In other words, out of 296 hunters checked on four coastal Wildlife Management Areas, 0.1 isn’t much. In fact, it’s practically nothing.
Patterson local Corey Toups made an opening day foray on the Atchafalaya Delta Wildlife Management Area only to find the blue-winged teal numbers pretty thin.
Toups said, “We scratched. We had a single teal come in and light outside of the decoys and leave out of range. Other than that, we didn’t see a bird for the opener. We heard very few shots. Sunday, we went down and chose to red fish and didn’t hunt. The teal haven’t showed up on the Delta yet, but when they do, I will be waiting on them.”
Further east, Hunter Andras, owner/operator of Duk Hutz Decoy Anchors, decided to hunt public land after scouting his two duck leases and seeing only four teal between them. His hunt wound up similar to Toups.
“We ended up hunting Lake des Allemands, where we saw about a dozen teal,” Andras said. “We didn’t fire a shot. Everything stayed out about 500 yards. Teal season is always slow for us, but the big duck season really picks up for us, where we get limits. I have to say the highlight of opening weekend was we sold four dozen anchors to hunters by boat.”
To the southwest, once again rice field country was the place to be on opening weekend. And, depending on where you hunted determined whether or not you got your limit.
Josh Sonnier, owner/operator of Feet Down Guide Service in Gueydan, farms and hunts several fields in a 30-square mile area. Sonnier hunted only four of his blinds opening weekend. Two of his blinds did well, while the other two struggled.
Sonnier said, “We could have hunted more blinds but why when the teal aren’t there? We had to cancel several groups of hunters for lack of birds. Two of our blinds killed limits the first three days. It’s hard to say why one blind will do better than another.
“It isn’t always because of feed in the rice fields,” Sonnier said. “The way combines are today, there is very little waste grain.”
Owner operator of Odyssey Outdoors, Brent Sawyer, hunts the Welsh area near Jennings. Sawyer mentioned 13 hunters killed a total of 41 teal on the opener. Basically, three birds per hunter but better than 0.1.
East to west, the problem this past weekend wasn’t a lack of excitement or participation on hunters’ behalf.

[Dataset excerpt]:
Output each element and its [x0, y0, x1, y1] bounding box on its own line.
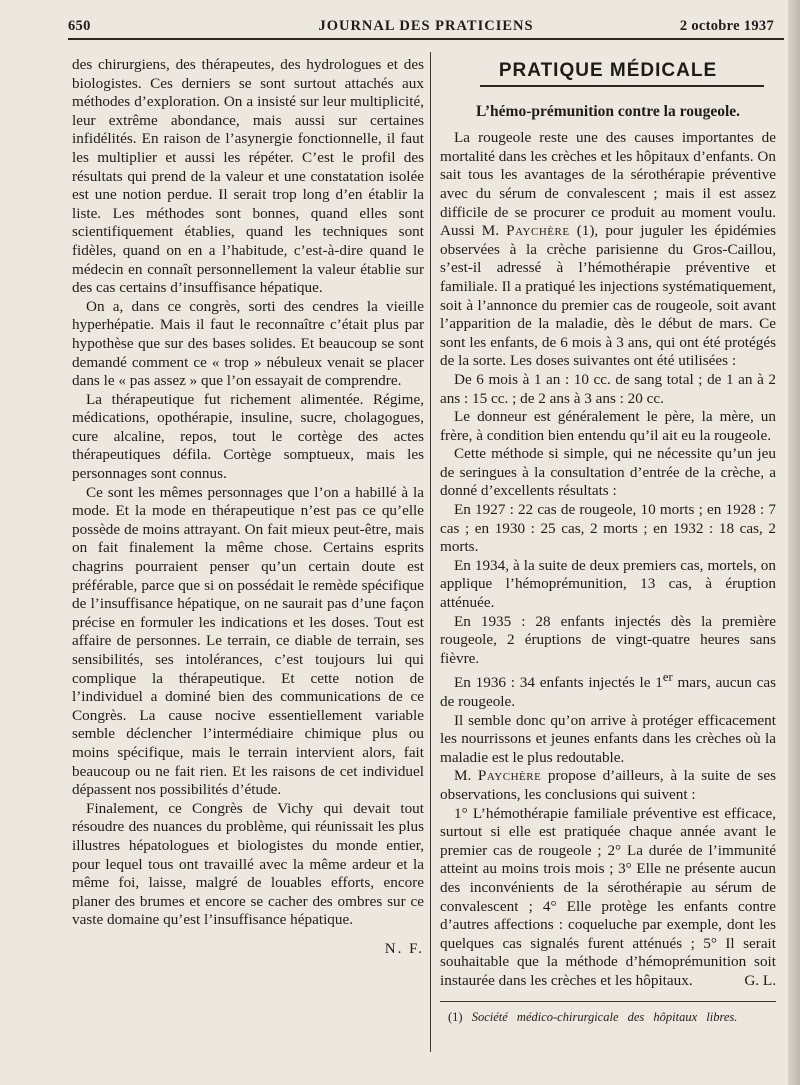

[What needs to be done]: List every person named in the teal hunting report. The data comes from a different source than the text.

[Result of the task]: Corey Toups, Hunter Andras, Josh Sonnier, Brent Sawyer